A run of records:
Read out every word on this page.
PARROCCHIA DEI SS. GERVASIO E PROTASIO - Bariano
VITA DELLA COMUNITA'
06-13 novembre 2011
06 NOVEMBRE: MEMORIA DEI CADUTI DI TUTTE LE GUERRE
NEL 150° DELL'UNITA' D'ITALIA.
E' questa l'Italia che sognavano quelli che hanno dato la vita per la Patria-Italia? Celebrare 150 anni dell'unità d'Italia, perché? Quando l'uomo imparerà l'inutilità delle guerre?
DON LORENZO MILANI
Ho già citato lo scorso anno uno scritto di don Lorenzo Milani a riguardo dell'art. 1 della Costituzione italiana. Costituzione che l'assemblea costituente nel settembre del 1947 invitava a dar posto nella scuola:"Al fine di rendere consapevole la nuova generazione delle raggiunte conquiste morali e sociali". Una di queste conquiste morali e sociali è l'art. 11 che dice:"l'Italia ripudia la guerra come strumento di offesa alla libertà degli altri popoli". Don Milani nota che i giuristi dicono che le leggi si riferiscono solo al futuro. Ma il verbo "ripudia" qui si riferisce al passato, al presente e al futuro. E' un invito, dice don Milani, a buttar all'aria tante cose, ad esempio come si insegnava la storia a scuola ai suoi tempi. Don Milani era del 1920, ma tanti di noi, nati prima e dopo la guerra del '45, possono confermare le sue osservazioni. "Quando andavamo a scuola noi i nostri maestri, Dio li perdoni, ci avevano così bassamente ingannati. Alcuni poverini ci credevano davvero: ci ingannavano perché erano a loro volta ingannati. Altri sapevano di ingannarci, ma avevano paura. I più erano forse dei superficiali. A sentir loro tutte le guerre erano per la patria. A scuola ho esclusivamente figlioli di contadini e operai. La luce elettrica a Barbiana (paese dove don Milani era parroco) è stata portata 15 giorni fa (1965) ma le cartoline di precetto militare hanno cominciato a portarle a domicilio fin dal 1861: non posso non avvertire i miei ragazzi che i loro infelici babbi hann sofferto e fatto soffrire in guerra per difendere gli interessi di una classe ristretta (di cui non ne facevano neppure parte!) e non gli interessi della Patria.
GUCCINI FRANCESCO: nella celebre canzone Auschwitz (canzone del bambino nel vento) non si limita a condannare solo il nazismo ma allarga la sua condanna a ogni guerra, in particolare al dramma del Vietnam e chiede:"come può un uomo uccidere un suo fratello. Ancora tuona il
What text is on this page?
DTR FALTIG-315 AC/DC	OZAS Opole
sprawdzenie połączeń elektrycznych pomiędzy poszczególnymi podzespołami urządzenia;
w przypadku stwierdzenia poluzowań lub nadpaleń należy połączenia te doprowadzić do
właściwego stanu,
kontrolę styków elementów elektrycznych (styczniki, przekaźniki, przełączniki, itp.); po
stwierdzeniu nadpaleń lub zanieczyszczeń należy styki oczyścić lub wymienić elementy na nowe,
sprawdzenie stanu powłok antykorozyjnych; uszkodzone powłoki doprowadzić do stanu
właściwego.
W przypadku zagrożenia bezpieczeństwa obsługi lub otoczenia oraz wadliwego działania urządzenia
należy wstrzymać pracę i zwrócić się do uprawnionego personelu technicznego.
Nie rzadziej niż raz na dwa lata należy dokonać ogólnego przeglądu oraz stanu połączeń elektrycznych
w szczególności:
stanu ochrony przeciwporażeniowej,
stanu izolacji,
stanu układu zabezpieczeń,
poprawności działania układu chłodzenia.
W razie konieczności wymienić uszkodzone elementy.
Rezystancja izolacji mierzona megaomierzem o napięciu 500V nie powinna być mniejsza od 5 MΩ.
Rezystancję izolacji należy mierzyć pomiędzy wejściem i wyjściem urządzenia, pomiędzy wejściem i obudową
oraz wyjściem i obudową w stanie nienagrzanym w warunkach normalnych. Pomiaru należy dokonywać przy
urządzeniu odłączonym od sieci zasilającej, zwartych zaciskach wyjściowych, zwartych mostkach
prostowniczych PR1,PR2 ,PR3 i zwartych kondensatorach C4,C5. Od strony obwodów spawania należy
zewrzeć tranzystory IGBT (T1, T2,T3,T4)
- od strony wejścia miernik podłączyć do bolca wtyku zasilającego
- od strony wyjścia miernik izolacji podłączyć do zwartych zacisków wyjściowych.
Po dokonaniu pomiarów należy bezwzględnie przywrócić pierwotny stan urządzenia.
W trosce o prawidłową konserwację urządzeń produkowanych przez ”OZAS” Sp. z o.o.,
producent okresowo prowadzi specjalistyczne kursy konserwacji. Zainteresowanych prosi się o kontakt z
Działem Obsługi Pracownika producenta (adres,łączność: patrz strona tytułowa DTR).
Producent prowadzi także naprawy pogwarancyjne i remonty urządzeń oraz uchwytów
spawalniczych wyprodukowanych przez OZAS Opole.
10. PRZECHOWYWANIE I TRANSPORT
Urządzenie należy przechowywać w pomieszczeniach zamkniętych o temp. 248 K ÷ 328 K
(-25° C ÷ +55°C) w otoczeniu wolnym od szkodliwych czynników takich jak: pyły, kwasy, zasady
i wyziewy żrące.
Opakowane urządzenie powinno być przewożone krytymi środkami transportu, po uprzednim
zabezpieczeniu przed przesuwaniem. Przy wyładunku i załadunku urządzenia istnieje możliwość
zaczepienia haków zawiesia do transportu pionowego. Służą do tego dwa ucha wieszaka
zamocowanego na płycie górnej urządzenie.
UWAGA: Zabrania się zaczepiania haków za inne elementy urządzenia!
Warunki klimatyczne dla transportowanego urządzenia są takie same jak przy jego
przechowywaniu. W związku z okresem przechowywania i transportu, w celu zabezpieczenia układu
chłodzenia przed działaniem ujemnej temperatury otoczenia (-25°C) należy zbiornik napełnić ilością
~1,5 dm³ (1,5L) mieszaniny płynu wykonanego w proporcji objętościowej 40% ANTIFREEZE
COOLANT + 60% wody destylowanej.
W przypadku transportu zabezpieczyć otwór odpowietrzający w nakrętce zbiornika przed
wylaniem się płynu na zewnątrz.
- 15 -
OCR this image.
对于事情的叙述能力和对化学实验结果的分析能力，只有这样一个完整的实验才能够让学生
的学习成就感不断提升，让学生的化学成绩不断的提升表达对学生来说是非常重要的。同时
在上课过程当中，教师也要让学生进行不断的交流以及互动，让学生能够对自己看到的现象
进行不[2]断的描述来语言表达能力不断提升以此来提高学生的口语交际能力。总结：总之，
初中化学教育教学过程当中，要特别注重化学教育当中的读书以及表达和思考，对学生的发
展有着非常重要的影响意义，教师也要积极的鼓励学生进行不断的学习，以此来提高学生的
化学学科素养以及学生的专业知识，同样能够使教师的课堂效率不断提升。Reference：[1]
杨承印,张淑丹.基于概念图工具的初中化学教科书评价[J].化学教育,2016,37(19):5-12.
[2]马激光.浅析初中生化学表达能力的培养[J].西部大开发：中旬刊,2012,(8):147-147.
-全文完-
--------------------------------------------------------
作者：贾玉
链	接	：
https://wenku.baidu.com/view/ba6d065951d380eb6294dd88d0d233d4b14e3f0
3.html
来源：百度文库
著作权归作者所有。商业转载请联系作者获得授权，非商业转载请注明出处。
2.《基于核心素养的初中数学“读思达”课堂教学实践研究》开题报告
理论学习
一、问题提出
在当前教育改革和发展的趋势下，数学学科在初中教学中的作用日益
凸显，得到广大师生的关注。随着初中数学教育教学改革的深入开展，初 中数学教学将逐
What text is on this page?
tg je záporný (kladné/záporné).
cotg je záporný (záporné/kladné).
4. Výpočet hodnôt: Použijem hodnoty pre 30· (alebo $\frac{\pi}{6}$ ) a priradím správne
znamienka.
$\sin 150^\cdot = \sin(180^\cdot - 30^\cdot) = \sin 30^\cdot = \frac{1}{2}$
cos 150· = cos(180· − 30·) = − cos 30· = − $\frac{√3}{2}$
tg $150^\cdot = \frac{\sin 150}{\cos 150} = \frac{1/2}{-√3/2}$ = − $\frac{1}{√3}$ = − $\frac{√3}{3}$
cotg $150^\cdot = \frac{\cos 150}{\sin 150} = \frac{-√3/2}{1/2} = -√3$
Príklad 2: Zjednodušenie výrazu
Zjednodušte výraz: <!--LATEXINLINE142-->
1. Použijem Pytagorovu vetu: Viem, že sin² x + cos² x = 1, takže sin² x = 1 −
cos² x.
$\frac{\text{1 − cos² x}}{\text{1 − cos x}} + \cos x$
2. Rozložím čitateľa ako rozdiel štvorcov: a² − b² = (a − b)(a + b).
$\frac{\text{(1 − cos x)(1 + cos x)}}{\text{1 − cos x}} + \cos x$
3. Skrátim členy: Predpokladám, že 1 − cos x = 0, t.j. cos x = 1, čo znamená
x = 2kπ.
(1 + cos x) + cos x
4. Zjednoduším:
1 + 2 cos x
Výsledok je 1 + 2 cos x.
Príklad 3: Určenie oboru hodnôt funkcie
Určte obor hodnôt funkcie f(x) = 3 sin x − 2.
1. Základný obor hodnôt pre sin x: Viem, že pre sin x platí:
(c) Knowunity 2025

= Requirements =
Of all the lines in the data above, state how many include "oraz". Say only the number.

= Exercise output =
4